Show all lines holding "xlabel".

════════

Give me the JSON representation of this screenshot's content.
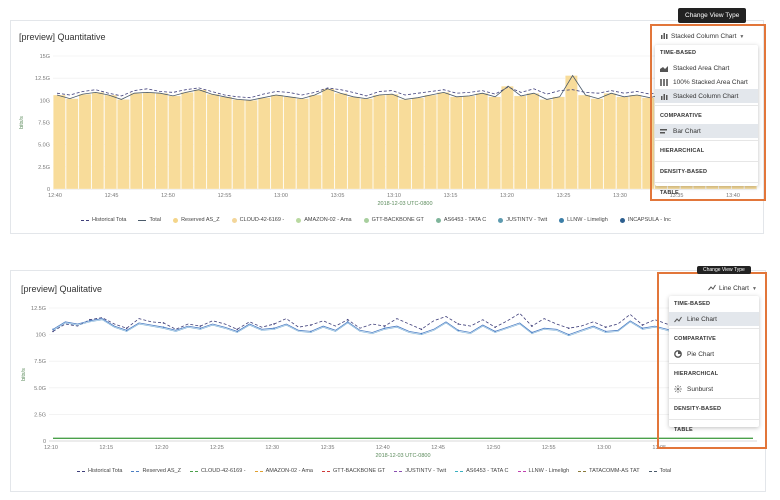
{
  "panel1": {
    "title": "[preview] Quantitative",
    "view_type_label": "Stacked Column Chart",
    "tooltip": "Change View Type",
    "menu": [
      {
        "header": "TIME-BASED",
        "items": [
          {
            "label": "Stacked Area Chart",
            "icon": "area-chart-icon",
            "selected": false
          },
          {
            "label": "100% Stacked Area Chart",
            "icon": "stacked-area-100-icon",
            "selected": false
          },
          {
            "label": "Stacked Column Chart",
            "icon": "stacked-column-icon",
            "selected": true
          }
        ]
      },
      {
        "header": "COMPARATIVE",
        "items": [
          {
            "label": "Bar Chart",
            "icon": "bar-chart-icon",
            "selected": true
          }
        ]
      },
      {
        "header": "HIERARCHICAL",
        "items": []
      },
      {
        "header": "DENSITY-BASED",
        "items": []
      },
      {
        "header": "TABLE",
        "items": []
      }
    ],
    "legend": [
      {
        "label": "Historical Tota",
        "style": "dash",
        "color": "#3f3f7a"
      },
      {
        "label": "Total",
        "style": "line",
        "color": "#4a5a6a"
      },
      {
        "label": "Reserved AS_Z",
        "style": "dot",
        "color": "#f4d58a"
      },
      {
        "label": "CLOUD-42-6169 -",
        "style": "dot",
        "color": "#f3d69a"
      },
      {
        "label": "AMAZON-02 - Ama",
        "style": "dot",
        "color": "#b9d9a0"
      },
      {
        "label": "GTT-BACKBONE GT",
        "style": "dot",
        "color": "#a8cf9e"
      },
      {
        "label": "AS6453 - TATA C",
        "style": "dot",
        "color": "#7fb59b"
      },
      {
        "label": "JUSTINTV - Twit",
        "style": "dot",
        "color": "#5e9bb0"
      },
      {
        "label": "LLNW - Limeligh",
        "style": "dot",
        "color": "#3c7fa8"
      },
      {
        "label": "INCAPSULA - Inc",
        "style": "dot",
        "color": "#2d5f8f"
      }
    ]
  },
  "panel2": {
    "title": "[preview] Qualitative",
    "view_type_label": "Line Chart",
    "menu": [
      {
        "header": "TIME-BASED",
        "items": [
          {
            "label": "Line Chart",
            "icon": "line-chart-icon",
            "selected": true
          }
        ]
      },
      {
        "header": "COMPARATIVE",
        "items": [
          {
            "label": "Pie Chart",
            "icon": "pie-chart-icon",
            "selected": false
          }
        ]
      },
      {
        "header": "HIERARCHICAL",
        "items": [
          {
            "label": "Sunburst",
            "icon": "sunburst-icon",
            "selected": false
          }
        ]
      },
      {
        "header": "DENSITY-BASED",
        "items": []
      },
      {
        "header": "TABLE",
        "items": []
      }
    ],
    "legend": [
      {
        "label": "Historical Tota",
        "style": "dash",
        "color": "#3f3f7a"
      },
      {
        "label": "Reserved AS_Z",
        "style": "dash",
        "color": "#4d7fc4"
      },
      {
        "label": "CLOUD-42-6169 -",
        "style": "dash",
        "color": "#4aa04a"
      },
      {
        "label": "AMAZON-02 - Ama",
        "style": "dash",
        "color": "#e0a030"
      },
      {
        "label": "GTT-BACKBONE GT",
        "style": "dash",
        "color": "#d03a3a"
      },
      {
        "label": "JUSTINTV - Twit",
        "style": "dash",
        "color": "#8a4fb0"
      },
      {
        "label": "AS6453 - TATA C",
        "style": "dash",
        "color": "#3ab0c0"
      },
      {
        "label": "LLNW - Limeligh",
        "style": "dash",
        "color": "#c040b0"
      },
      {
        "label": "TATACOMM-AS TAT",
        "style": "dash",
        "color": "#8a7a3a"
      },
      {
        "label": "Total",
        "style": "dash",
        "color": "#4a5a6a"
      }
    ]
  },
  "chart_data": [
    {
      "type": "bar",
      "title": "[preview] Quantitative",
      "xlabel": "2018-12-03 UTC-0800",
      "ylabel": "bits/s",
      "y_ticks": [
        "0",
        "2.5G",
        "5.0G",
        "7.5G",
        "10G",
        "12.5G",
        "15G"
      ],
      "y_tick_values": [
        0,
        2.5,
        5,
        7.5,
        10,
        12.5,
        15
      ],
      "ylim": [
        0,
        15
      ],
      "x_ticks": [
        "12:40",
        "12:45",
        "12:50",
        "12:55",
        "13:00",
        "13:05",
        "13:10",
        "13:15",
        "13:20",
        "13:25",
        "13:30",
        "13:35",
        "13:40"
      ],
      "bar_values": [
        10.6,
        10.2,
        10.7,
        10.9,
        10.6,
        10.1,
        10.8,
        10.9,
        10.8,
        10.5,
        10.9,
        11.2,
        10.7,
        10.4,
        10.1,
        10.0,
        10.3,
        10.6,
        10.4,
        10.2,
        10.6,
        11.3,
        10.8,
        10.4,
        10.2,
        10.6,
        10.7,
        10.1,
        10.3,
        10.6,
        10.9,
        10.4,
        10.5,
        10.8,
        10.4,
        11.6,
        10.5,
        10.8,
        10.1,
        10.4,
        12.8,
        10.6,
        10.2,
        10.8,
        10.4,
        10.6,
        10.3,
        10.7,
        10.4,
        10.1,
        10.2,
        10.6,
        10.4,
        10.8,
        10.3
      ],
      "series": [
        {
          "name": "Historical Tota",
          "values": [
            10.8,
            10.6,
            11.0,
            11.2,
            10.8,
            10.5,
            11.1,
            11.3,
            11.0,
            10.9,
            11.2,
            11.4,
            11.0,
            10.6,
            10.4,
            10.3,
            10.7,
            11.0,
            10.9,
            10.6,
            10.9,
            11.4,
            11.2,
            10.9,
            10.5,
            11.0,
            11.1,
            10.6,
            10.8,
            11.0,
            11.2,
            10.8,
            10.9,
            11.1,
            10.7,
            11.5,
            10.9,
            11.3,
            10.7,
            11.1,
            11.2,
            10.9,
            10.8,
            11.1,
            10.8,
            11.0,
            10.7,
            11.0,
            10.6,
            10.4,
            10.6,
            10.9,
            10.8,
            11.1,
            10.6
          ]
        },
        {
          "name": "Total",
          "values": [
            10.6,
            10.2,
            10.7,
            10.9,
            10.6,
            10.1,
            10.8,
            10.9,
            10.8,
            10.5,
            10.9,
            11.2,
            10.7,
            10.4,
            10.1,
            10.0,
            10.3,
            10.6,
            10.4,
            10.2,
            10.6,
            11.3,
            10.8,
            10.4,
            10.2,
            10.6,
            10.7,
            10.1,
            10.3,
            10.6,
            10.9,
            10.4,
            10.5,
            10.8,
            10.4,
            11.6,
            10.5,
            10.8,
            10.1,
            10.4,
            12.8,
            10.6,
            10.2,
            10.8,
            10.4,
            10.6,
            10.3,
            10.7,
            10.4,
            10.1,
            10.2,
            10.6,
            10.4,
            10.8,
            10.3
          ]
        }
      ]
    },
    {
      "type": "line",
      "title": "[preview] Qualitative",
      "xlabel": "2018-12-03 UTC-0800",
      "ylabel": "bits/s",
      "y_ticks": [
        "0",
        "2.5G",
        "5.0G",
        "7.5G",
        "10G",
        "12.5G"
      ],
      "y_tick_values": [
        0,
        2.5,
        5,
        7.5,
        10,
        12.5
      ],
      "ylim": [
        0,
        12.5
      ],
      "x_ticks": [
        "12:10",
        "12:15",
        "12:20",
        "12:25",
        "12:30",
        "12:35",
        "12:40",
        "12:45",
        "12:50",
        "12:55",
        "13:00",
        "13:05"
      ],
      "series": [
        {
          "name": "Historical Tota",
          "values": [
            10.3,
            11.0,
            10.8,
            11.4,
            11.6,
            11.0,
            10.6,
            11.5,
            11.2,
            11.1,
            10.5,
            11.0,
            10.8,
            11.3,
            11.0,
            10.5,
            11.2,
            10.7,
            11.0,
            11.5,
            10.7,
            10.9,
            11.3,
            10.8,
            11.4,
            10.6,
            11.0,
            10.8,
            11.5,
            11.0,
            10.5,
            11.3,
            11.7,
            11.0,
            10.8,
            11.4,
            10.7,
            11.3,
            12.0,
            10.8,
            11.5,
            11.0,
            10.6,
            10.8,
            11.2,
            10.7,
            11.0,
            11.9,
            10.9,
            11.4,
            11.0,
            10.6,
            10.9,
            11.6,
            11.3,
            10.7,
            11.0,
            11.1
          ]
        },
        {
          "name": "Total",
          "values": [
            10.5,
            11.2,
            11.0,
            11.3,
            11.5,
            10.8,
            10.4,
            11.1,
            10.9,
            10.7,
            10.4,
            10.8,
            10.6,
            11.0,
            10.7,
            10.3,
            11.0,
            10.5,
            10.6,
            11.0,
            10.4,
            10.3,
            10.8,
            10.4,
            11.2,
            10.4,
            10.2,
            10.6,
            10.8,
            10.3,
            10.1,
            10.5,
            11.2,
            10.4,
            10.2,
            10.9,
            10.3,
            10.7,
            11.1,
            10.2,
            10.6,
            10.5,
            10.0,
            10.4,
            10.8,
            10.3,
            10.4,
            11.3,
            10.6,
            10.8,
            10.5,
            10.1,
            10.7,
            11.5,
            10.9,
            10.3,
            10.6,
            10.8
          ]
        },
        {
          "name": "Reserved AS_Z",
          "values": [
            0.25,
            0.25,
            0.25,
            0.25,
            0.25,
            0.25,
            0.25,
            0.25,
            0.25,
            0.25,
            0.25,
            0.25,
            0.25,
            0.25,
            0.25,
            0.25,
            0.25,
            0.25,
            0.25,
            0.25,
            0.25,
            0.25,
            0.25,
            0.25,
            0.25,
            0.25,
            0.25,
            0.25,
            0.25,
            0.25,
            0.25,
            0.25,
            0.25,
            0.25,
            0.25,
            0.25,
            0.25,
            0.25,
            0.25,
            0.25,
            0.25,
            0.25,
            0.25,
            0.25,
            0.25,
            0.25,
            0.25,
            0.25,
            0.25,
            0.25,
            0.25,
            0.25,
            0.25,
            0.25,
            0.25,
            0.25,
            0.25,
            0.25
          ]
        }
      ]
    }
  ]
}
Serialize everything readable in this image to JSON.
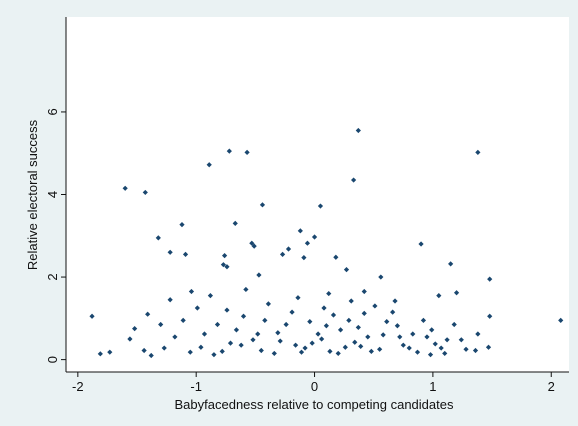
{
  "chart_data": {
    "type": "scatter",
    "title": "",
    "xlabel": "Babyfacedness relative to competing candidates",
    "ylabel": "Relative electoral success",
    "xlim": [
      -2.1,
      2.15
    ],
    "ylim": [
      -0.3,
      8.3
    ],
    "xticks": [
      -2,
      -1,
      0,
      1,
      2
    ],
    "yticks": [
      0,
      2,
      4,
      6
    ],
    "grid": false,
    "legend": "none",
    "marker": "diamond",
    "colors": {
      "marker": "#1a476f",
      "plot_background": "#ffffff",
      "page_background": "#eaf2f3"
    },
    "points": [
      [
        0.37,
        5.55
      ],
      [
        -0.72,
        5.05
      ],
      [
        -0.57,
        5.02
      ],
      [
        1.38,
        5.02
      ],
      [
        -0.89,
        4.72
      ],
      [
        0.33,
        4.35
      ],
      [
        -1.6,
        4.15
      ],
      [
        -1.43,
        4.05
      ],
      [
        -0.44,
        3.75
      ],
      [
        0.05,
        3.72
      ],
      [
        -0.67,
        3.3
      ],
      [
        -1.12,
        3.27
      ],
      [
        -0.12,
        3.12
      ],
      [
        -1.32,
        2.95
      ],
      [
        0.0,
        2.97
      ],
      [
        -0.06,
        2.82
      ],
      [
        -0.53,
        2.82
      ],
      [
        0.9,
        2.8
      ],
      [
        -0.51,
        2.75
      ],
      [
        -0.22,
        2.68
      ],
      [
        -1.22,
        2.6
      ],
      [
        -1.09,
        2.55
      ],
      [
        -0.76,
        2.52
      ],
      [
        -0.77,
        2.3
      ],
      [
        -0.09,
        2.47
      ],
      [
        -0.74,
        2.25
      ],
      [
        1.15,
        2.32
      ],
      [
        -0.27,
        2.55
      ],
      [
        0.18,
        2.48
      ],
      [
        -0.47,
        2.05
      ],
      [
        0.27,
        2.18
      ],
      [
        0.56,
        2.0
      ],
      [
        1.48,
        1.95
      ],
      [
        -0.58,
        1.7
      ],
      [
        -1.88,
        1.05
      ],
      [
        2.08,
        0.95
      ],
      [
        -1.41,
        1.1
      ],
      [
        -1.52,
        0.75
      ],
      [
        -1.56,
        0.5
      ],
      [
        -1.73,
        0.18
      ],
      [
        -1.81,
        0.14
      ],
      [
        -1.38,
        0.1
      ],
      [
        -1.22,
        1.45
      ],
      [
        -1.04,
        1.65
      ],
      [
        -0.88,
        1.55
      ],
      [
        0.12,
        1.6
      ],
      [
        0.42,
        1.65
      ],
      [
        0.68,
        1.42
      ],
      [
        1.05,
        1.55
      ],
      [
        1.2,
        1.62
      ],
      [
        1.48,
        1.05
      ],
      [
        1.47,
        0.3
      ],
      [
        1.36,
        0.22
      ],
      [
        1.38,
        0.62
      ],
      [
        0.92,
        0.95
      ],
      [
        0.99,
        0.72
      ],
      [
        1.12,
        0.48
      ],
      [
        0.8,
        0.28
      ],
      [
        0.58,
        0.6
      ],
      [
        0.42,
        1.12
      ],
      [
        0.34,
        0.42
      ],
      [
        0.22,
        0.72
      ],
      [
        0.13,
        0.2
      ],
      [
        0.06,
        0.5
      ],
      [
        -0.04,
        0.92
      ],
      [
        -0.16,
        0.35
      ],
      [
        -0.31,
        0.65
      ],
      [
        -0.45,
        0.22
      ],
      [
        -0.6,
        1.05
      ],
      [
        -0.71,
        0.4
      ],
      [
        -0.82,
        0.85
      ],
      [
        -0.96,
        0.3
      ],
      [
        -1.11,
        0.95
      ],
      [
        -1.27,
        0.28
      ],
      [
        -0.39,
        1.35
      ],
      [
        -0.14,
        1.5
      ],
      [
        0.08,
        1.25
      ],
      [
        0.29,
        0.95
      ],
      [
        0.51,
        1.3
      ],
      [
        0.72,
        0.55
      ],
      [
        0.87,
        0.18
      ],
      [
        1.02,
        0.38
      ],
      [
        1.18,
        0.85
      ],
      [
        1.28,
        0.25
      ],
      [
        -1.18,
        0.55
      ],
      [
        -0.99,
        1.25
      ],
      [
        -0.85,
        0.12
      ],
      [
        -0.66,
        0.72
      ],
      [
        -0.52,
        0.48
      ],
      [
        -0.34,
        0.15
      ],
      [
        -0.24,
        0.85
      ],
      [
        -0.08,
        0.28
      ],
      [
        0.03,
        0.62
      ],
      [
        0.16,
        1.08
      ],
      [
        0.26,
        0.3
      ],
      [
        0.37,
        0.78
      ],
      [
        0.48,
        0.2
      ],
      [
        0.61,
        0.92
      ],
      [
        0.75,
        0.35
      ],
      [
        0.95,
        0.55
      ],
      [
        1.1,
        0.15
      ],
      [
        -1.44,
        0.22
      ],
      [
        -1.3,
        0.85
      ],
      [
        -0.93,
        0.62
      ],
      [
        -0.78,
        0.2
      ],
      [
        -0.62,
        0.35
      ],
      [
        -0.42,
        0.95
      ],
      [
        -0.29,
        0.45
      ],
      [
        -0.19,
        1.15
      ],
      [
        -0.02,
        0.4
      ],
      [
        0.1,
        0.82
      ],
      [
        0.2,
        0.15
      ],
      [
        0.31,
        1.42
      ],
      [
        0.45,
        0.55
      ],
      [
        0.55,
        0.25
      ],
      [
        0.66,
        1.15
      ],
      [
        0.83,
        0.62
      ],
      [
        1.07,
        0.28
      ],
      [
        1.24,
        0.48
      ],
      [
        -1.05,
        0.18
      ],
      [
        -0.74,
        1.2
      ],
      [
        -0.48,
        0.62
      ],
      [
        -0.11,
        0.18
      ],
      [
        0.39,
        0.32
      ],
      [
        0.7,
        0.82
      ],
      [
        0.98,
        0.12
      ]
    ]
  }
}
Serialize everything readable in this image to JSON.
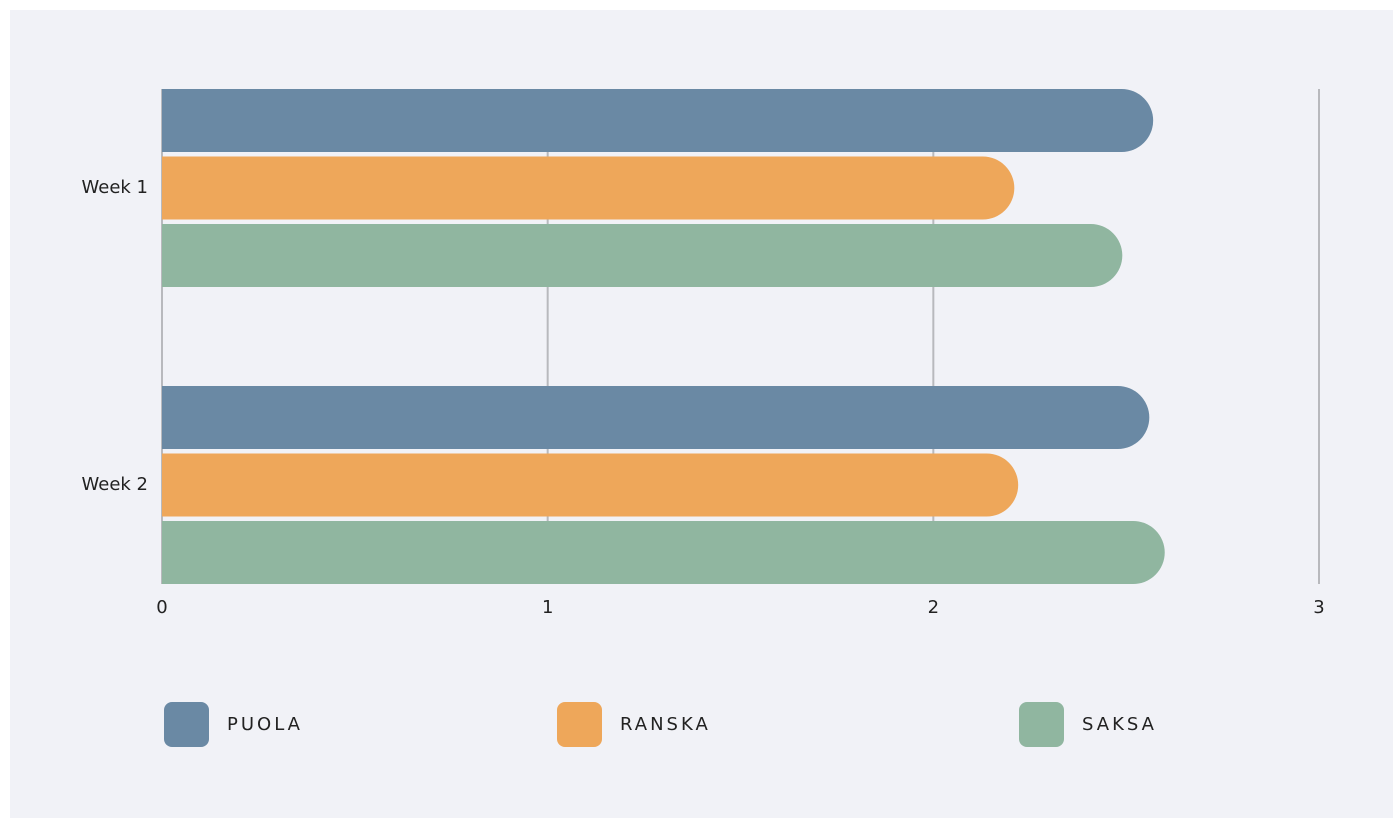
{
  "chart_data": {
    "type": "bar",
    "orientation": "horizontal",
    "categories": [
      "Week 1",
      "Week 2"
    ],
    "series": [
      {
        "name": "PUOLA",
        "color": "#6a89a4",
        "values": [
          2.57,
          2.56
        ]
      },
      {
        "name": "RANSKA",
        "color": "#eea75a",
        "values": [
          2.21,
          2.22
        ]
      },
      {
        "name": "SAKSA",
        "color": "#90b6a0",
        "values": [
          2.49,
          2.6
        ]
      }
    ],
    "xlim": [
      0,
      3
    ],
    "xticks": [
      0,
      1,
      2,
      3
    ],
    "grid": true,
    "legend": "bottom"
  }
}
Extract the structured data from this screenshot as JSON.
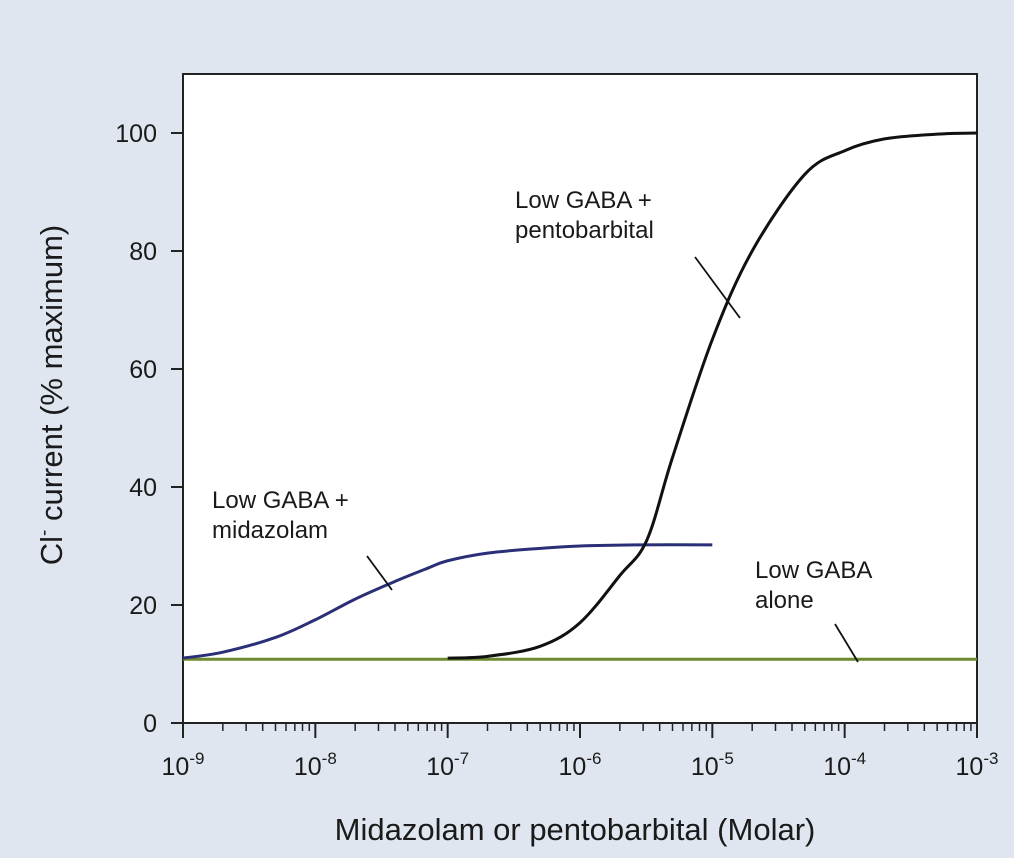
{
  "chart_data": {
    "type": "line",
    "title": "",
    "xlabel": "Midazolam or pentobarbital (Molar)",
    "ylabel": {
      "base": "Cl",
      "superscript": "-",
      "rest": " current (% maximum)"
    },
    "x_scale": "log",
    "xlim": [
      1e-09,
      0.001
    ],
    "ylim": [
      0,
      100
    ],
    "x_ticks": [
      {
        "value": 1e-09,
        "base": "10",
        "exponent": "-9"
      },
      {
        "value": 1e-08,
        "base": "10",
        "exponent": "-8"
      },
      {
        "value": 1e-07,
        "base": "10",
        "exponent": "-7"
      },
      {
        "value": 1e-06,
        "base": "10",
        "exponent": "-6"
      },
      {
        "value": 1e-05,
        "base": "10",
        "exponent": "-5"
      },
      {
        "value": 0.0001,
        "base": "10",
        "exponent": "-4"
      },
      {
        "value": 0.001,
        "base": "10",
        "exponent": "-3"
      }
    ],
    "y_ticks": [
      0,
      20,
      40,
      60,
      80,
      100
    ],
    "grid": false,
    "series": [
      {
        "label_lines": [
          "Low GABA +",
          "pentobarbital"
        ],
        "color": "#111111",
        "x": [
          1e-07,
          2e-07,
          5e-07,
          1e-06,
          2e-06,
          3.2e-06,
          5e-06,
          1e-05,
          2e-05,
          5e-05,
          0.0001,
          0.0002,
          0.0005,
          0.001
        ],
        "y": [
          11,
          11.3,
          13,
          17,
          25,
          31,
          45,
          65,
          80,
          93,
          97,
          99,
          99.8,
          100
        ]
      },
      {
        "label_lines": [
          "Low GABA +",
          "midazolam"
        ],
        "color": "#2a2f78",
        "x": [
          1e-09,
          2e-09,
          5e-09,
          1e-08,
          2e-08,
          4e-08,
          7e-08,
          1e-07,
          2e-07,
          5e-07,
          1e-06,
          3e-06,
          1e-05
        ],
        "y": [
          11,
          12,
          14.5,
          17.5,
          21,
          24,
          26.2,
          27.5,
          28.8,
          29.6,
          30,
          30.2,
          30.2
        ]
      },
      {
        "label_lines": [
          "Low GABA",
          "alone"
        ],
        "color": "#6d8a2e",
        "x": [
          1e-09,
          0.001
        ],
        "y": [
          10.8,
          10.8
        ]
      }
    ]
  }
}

════════

=== Task output ===
      "xlabel": "2018-12-03 UTC-0800",
      "xlabel": "2018-12-03 UTC-0800",
    "xlabel": "Babyfacedness relative to competing candidates",
    "xlabel": "Midazolam or pentobarbital (Molar)",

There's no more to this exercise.